The input -
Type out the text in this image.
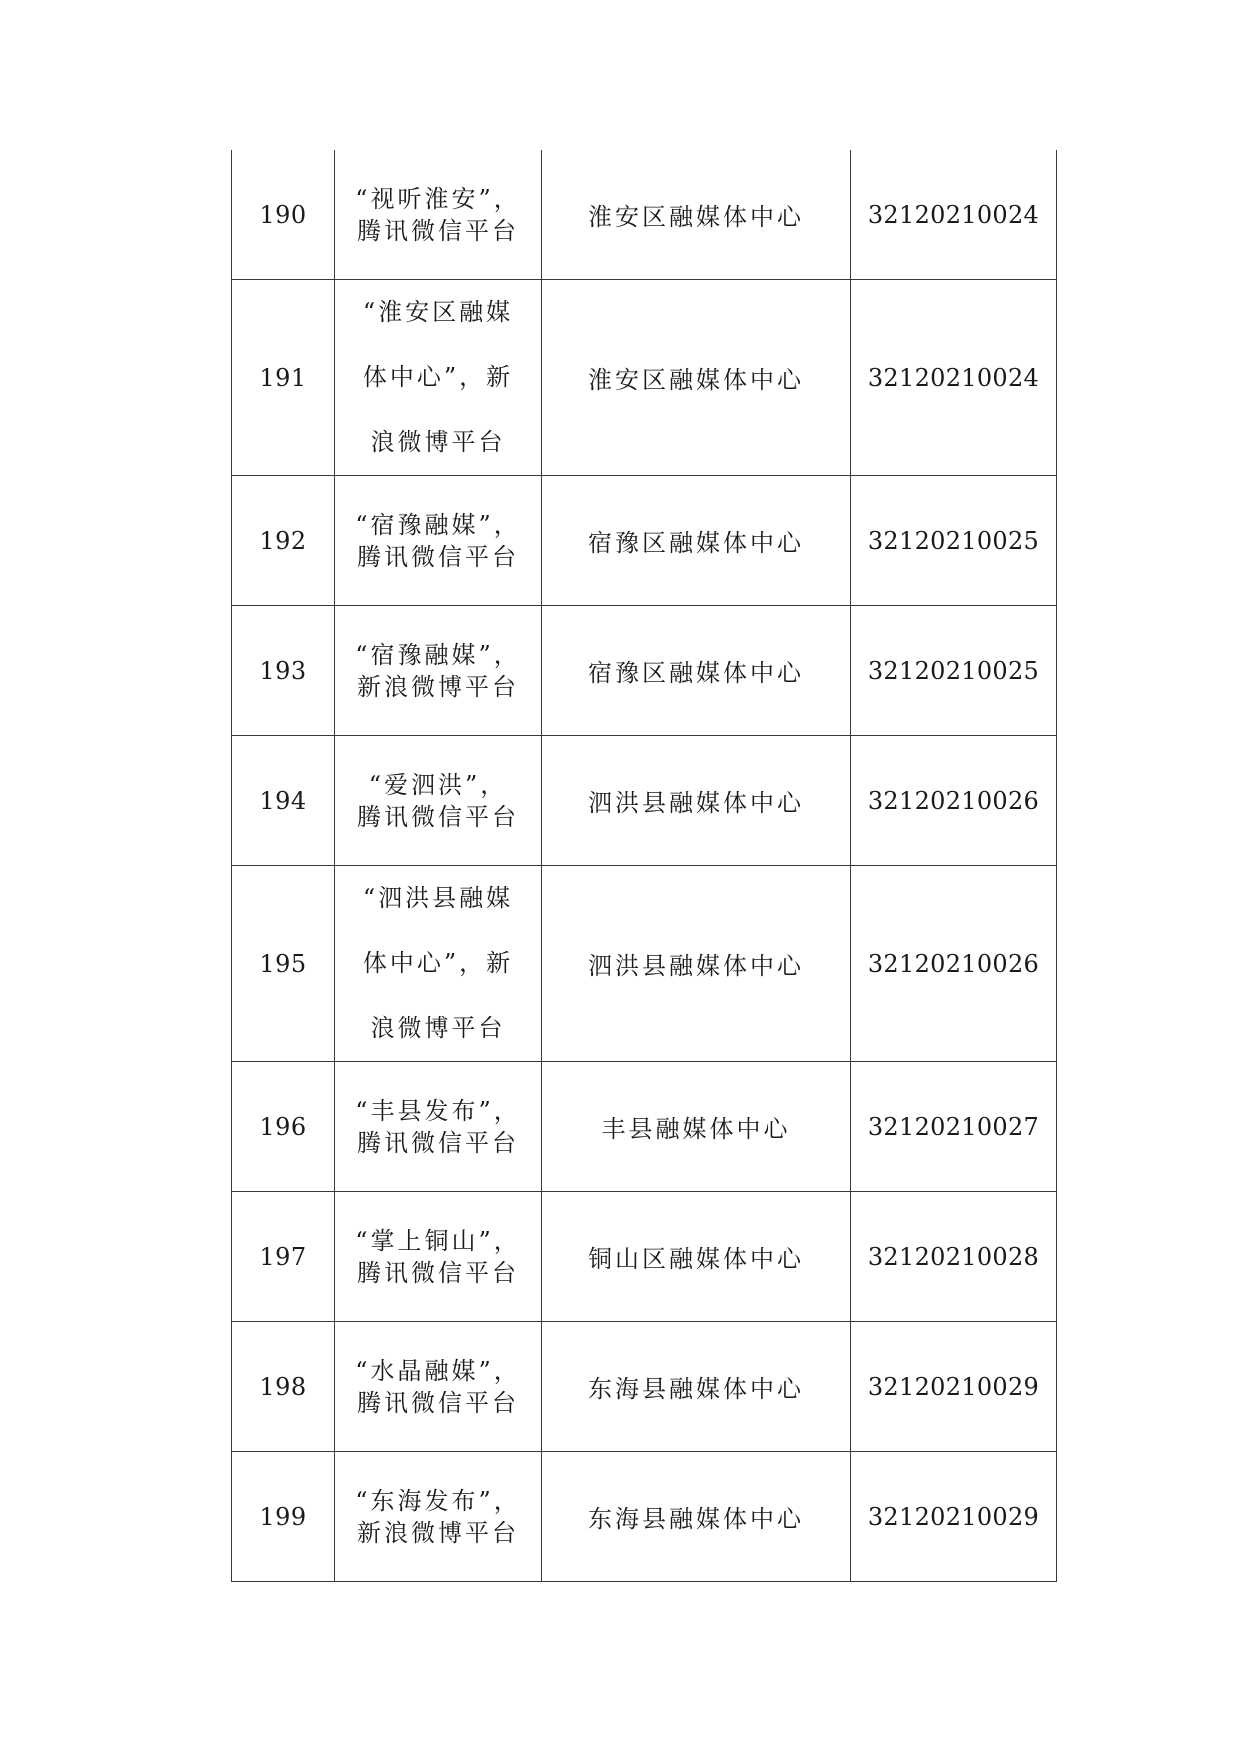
190	“视听淮安”，
腾讯微信平台	淮安区融媒体中心	32120210024
191	“淮安区融媒
体中心”，新
浪微博平台	淮安区融媒体中心	32120210024
192	“宿豫融媒”，
腾讯微信平台	宿豫区融媒体中心	32120210025
193	“宿豫融媒”，
新浪微博平台	宿豫区融媒体中心	32120210025
194	“爱泗洪”，
腾讯微信平台	泗洪县融媒体中心	32120210026
195	“泗洪县融媒
体中心”，新
浪微博平台	泗洪县融媒体中心	32120210026
196	“丰县发布”，
腾讯微信平台	丰县融媒体中心	32120210027
197	“掌上铜山”，
腾讯微信平台	铜山区融媒体中心	32120210028
198	“水晶融媒”，
腾讯微信平台	东海县融媒体中心	32120210029
199	“东海发布”，
新浪微博平台	东海县融媒体中心	32120210029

Short task -
Find every line in the entries that includes the word "泗洪县融媒体中心", then state how many there are and nothing else.

Problem solution -
2